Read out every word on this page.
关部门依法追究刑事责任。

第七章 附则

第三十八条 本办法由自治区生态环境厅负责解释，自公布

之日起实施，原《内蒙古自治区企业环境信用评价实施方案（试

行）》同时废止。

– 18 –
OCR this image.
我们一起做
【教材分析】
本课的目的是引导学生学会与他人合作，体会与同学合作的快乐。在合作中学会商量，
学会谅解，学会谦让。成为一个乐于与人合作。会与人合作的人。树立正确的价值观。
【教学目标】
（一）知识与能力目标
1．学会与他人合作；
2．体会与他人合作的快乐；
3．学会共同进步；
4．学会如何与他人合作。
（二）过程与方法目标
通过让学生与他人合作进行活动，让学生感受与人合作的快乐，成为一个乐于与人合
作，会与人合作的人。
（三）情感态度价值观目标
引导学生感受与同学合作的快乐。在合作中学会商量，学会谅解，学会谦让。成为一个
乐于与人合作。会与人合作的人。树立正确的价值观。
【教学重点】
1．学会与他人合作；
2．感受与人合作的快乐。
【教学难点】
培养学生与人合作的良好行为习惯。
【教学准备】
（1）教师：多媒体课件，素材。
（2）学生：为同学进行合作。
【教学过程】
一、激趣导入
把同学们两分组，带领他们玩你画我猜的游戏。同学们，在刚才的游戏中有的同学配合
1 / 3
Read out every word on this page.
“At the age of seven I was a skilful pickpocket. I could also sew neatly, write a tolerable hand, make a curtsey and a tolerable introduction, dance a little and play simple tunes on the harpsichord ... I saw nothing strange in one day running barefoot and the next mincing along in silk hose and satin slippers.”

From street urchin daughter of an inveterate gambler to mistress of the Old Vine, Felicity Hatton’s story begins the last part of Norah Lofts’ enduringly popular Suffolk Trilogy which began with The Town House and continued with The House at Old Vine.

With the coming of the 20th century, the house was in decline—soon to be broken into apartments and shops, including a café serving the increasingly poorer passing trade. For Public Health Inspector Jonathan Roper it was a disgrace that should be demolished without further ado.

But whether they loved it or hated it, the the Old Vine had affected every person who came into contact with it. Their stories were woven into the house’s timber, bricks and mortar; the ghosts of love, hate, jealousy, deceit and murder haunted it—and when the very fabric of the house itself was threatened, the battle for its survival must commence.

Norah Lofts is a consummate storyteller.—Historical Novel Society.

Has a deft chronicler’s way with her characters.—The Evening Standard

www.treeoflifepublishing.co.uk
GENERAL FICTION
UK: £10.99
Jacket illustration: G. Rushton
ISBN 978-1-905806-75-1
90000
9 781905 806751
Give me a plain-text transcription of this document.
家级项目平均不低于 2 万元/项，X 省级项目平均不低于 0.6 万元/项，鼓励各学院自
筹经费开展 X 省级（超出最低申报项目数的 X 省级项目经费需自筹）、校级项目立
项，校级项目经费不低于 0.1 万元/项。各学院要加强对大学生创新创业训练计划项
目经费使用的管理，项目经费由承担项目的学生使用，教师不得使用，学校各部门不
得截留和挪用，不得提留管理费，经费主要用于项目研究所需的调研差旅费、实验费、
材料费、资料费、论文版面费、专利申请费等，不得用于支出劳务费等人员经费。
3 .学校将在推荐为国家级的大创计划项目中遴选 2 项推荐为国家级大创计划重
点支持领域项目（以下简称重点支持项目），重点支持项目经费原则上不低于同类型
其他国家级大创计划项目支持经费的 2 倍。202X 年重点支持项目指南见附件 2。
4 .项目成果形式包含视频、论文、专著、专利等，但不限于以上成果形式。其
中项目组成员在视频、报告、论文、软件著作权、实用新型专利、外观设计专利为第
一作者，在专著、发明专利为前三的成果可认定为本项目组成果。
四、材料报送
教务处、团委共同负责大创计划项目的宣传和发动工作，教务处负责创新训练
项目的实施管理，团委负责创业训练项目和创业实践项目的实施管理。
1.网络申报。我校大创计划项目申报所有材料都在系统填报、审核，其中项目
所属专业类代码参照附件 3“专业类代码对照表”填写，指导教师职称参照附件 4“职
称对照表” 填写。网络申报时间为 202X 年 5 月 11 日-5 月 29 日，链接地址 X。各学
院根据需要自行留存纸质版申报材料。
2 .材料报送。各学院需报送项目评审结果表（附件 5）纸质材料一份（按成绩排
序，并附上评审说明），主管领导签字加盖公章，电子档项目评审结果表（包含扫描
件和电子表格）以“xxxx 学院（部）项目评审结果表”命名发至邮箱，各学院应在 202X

----

Set task: Repeat the listing exactly, from its first line to its last.

Solution for this problem:
Read out every word on this page.
关部门依法追究刑事责任。

第七章 附则

第三十八条 本办法由自治区生态环境厅负责解释，自公布

之日起实施，原《内蒙古自治区企业环境信用评价实施方案（试

行）》同时废止。

– 18 –
OCR this image.
我们一起做
【教材分析】
本课的目的是引导学生学会与他人合作，体会与同学合作的快乐。在合作中学会商量，
学会谅解，学会谦让。成为一个乐于与人合作。会与人合作的人。树立正确的价值观。
【教学目标】
（一）知识与能力目标
1．学会与他人合作；
2．体会与他人合作的快乐；
3．学会共同进步；
4．学会如何与他人合作。
（二）过程与方法目标
通过让学生与他人合作进行活动，让学生感受与人合作的快乐，成为一个乐于与人合
作，会与人合作的人。
（三）情感态度价值观目标
引导学生感受与同学合作的快乐。在合作中学会商量，学会谅解，学会谦让。成为一个
乐于与人合作。会与人合作的人。树立正确的价值观。
【教学重点】
1．学会与他人合作；
2．感受与人合作的快乐。
【教学难点】
培养学生与人合作的良好行为习惯。
【教学准备】
（1）教师：多媒体课件，素材。
（2）学生：为同学进行合作。
【教学过程】
一、激趣导入
把同学们两分组，带领他们玩你画我猜的游戏。同学们，在刚才的游戏中有的同学配合
1 / 3
Read out every word on this page.
“At the age of seven I was a skilful pickpocket. I could also sew neatly, write a tolerable hand, make a curtsey and a tolerable introduction, dance a little and play simple tunes on the harpsichord ... I saw nothing strange in one day running barefoot and the next mincing along in silk hose and satin slippers.”

From street urchin daughter of an inveterate gambler to mistress of the Old Vine, Felicity Hatton’s story begins the last part of Norah Lofts’ enduringly popular Suffolk Trilogy which began with The Town House and continued with The House at Old Vine.

With the coming of the 20th century, the house was in decline—soon to be broken into apartments and shops, including a café serving the increasingly poorer passing trade. For Public Health Inspector Jonathan Roper it was a disgrace that should be demolished without further ado.

But whether they loved it or hated it, the the Old Vine had affected every person who came into contact with it. Their stories were woven into the house’s timber, bricks and mortar; the ghosts of love, hate, jealousy, deceit and murder haunted it—and when the very fabric of the house itself was threatened, the battle for its survival must commence.

Norah Lofts is a consummate storyteller.—Historical Novel Society.

Has a deft chronicler’s way with her characters.—The Evening Standard

www.treeoflifepublishing.co.uk
GENERAL FICTION
UK: £10.99
Jacket illustration: G. Rushton
ISBN 978-1-905806-75-1
90000
9 781905 806751
Give me a plain-text transcription of this document.
家级项目平均不低于 2 万元/项，X 省级项目平均不低于 0.6 万元/项，鼓励各学院自
筹经费开展 X 省级（超出最低申报项目数的 X 省级项目经费需自筹）、校级项目立
项，校级项目经费不低于 0.1 万元/项。各学院要加强对大学生创新创业训练计划项
目经费使用的管理，项目经费由承担项目的学生使用，教师不得使用，学校各部门不
得截留和挪用，不得提留管理费，经费主要用于项目研究所需的调研差旅费、实验费、
材料费、资料费、论文版面费、专利申请费等，不得用于支出劳务费等人员经费。
3 .学校将在推荐为国家级的大创计划项目中遴选 2 项推荐为国家级大创计划重
点支持领域项目（以下简称重点支持项目），重点支持项目经费原则上不低于同类型
其他国家级大创计划项目支持经费的 2 倍。202X 年重点支持项目指南见附件 2。
4 .项目成果形式包含视频、论文、专著、专利等，但不限于以上成果形式。其
中项目组成员在视频、报告、论文、软件著作权、实用新型专利、外观设计专利为第
一作者，在专著、发明专利为前三的成果可认定为本项目组成果。
四、材料报送
教务处、团委共同负责大创计划项目的宣传和发动工作，教务处负责创新训练
项目的实施管理，团委负责创业训练项目和创业实践项目的实施管理。
1.网络申报。我校大创计划项目申报所有材料都在系统填报、审核，其中项目
所属专业类代码参照附件 3“专业类代码对照表”填写，指导教师职称参照附件 4“职
称对照表” 填写。网络申报时间为 202X 年 5 月 11 日-5 月 29 日，链接地址 X。各学
院根据需要自行留存纸质版申报材料。
2 .材料报送。各学院需报送项目评审结果表（附件 5）纸质材料一份（按成绩排
序，并附上评审说明），主管领导签字加盖公章，电子档项目评审结果表（包含扫描
件和电子表格）以“xxxx 学院（部）项目评审结果表”命名发至邮箱，各学院应在 202X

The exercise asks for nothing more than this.